### [Given passage]
Prescott Bush Resources, his consulting company, has put together more than 30 joint ventures in China since 1978, according to the website of Global Access, a US consulting company active in China, which retains Prescott as chairman of its advisory board. “Mr [Prescott] Bush has also facilitated meetings and approvals at the highest levels of the Chinese government,” the site adds in its biography…

Prescott capitalized explicitly on the family tie-in by forming the US-China Chamber of Commerce in 1993 after serving on its predecessor, the Hong Kong-US Business Council, during his brother’s presidency.

“My brother, George, has been instrumental in the development of US and China relations since 1974,” he wrote in his letter to prospective members. The chamber pitches itself as a networking hub, which “provides the business communities in both countries with direct access to leading business people and government officials who are important in their business development efforts”.

Members of the chamber’s “Chairman’s Circle” include US agribusiness giant Archer Daniels Midland (ADM) and Wanxiang America, whose parent company markets products made in China to US customers. ADM and Wanxiang are also among the China clients listed on Prescott’s corporate biographies, which also typically mention Norinco, Anheuser-Busch and China National Cereals, Oils & Foodstuffs Import & Export Corp (Cofco)...

### [Prompt]
In the passage about Prescott Bush's business in China, in what year did he form the US-China Chamber of Commerce?

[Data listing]
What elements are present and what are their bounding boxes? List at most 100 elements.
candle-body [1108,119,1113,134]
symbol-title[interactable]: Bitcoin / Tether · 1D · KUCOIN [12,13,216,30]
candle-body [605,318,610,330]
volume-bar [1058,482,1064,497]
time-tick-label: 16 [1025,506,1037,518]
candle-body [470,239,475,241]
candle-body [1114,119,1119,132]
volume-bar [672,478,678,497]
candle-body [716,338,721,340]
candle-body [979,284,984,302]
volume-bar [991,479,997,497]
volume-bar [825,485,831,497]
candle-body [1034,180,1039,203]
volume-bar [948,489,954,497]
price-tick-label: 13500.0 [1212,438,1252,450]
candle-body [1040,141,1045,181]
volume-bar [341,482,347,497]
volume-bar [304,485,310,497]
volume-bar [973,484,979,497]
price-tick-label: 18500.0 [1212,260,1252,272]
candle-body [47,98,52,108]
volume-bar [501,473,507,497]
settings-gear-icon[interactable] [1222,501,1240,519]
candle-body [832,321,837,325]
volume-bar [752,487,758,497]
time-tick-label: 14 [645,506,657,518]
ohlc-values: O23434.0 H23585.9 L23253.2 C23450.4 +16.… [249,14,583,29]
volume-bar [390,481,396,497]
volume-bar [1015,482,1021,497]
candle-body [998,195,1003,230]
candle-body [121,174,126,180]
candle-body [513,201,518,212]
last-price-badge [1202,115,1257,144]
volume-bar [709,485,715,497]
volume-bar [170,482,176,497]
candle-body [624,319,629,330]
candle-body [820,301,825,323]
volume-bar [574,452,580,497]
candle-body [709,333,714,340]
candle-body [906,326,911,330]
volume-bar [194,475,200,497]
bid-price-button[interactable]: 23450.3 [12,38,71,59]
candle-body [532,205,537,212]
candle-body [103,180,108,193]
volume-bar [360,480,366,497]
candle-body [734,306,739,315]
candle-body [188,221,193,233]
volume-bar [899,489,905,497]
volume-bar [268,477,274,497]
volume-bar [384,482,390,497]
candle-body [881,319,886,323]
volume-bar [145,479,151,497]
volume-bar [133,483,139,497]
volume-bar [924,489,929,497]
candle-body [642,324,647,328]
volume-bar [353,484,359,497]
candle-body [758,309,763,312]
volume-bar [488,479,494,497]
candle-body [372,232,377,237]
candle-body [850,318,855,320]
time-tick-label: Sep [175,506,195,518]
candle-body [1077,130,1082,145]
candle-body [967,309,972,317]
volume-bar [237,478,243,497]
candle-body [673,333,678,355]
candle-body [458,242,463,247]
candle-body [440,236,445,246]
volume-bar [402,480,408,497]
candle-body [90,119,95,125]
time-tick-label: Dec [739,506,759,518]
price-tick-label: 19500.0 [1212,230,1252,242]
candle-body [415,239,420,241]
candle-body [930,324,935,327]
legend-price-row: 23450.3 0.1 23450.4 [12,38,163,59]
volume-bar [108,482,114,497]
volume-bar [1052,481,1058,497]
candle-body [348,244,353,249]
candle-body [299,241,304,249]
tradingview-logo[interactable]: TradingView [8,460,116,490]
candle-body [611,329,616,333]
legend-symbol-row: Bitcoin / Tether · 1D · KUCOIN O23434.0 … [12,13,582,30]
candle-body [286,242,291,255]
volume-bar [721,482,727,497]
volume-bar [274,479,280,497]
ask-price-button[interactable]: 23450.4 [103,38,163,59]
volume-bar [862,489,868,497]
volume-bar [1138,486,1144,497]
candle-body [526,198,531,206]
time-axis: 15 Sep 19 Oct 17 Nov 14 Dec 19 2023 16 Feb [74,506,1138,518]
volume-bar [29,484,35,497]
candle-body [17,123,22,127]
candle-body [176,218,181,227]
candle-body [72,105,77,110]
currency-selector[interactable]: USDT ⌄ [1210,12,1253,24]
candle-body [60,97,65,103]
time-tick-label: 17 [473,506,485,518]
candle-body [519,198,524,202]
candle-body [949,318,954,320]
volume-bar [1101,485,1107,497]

### [The answer]
1993